Find how many lines hold the word "usage" and give that number only.

> **Items**:

==*==

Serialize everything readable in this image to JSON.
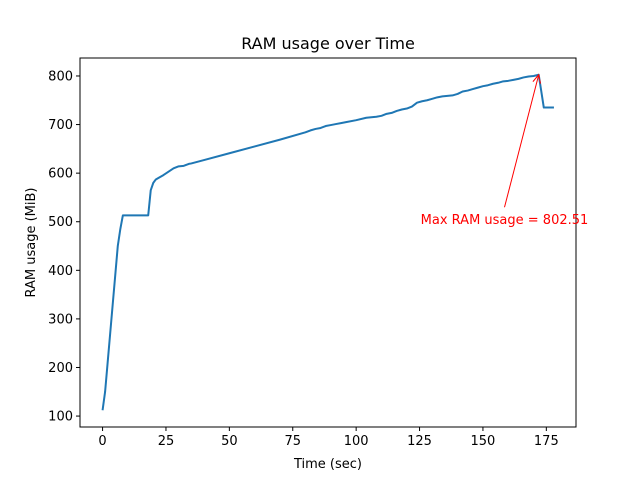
{
  "chart_data": {
    "type": "line",
    "title": "RAM usage over Time",
    "xlabel": "Time (sec)",
    "ylabel": "RAM usage (MiB)",
    "xlim": [
      -8.9,
      186.7
    ],
    "ylim": [
      77.5,
      837.0
    ],
    "xticks": [
      0,
      25,
      50,
      75,
      100,
      125,
      150,
      175
    ],
    "yticks": [
      100,
      200,
      300,
      400,
      500,
      600,
      700,
      800
    ],
    "grid": false,
    "series": [
      {
        "color": "#1f77b4",
        "x": [
          0,
          1,
          2,
          3,
          4,
          5,
          6,
          7,
          8,
          9,
          10,
          12,
          14,
          16,
          18,
          19,
          20,
          21,
          22,
          24,
          26,
          28,
          30,
          32,
          34,
          35,
          40,
          50,
          60,
          70,
          80,
          82,
          84,
          86,
          88,
          90,
          92,
          94,
          96,
          100,
          104,
          106,
          108,
          110,
          112,
          114,
          116,
          118,
          120,
          122,
          124,
          126,
          128,
          130,
          132,
          134,
          136,
          138,
          140,
          142,
          144,
          146,
          148,
          150,
          152,
          154,
          156,
          158,
          160,
          162,
          164,
          166,
          168,
          170,
          172,
          174,
          175,
          178
        ],
        "y": [
          112,
          150,
          210,
          270,
          330,
          390,
          450,
          485,
          513,
          513,
          513,
          513,
          513,
          513,
          513,
          565,
          580,
          587,
          590,
          596,
          603,
          610,
          614,
          615,
          619,
          620,
          627,
          641,
          655,
          669,
          684,
          688,
          691,
          693,
          697,
          699,
          701,
          703,
          705,
          709,
          714,
          715,
          716,
          718,
          722,
          724,
          728,
          731,
          733,
          737,
          745,
          748,
          750,
          753,
          756,
          758,
          759,
          760,
          763,
          768,
          770,
          773,
          776,
          779,
          781,
          784,
          786,
          789,
          790,
          792,
          794,
          797,
          799,
          800,
          802.51,
          735,
          735,
          735
        ]
      }
    ],
    "annotation": {
      "text": "Max RAM usage = 802.51",
      "color": "#ff0000",
      "point": [
        172,
        802.51
      ],
      "text_position": [
        158.5,
        505
      ]
    }
  }
}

==*==

> **Solution to this exercise**: 3